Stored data
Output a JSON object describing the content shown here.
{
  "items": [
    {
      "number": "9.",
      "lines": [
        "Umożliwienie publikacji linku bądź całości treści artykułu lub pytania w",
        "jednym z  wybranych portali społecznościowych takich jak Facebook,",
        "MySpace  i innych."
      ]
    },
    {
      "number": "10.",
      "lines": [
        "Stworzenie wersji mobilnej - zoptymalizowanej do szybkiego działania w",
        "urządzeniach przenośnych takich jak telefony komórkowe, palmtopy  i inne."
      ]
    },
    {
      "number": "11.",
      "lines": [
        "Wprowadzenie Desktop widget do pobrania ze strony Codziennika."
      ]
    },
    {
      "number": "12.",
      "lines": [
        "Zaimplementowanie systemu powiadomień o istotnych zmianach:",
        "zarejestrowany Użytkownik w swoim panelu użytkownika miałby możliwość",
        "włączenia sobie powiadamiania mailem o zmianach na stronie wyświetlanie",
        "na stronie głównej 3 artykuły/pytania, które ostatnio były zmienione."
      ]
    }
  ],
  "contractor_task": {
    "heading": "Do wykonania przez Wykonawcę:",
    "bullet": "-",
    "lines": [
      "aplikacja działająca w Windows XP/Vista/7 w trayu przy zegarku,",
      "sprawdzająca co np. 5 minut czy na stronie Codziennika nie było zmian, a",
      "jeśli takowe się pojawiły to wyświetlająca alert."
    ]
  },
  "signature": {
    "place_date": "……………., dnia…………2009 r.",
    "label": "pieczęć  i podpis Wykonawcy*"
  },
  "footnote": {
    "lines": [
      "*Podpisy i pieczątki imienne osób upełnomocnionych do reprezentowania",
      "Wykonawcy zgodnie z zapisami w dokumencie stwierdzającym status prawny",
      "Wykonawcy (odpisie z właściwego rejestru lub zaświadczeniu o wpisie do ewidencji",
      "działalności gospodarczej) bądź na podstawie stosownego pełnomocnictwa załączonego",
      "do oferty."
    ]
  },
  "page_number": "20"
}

- [TO BE DONE] Copy the data above exactly. Every line must be included.

- [ANSWER TO THIS EXERCISE]
Output a JSON object describing the content shown here.
{
  "items": [
    {
      "number": "9.",
      "lines": [
        "Umożliwienie publikacji linku bądź całości treści artykułu lub pytania w",
        "jednym z  wybranych portali społecznościowych takich jak Facebook,",
        "MySpace  i innych."
      ]
    },
    {
      "number": "10.",
      "lines": [
        "Stworzenie wersji mobilnej - zoptymalizowanej do szybkiego działania w",
        "urządzeniach przenośnych takich jak telefony komórkowe, palmtopy  i inne."
      ]
    },
    {
      "number": "11.",
      "lines": [
        "Wprowadzenie Desktop widget do pobrania ze strony Codziennika."
      ]
    },
    {
      "number": "12.",
      "lines": [
        "Zaimplementowanie systemu powiadomień o istotnych zmianach:",
        "zarejestrowany Użytkownik w swoim panelu użytkownika miałby możliwość",
        "włączenia sobie powiadamiania mailem o zmianach na stronie wyświetlanie",
        "na stronie głównej 3 artykuły/pytania, które ostatnio były zmienione."
      ]
    }
  ],
  "contractor_task": {
    "heading": "Do wykonania przez Wykonawcę:",
    "bullet": "-",
    "lines": [
      "aplikacja działająca w Windows XP/Vista/7 w trayu przy zegarku,",
      "sprawdzająca co np. 5 minut czy na stronie Codziennika nie było zmian, a",
      "jeśli takowe się pojawiły to wyświetlająca alert."
    ]
  },
  "signature": {
    "place_date": "……………., dnia…………2009 r.",
    "label": "pieczęć  i podpis Wykonawcy*"
  },
  "footnote": {
    "lines": [
      "*Podpisy i pieczątki imienne osób upełnomocnionych do reprezentowania",
      "Wykonawcy zgodnie z zapisami w dokumencie stwierdzającym status prawny",
      "Wykonawcy (odpisie z właściwego rejestru lub zaświadczeniu o wpisie do ewidencji",
      "działalności gospodarczej) bądź na podstawie stosownego pełnomocnictwa załączonego",
      "do oferty."
    ]
  },
  "page_number": "20"
}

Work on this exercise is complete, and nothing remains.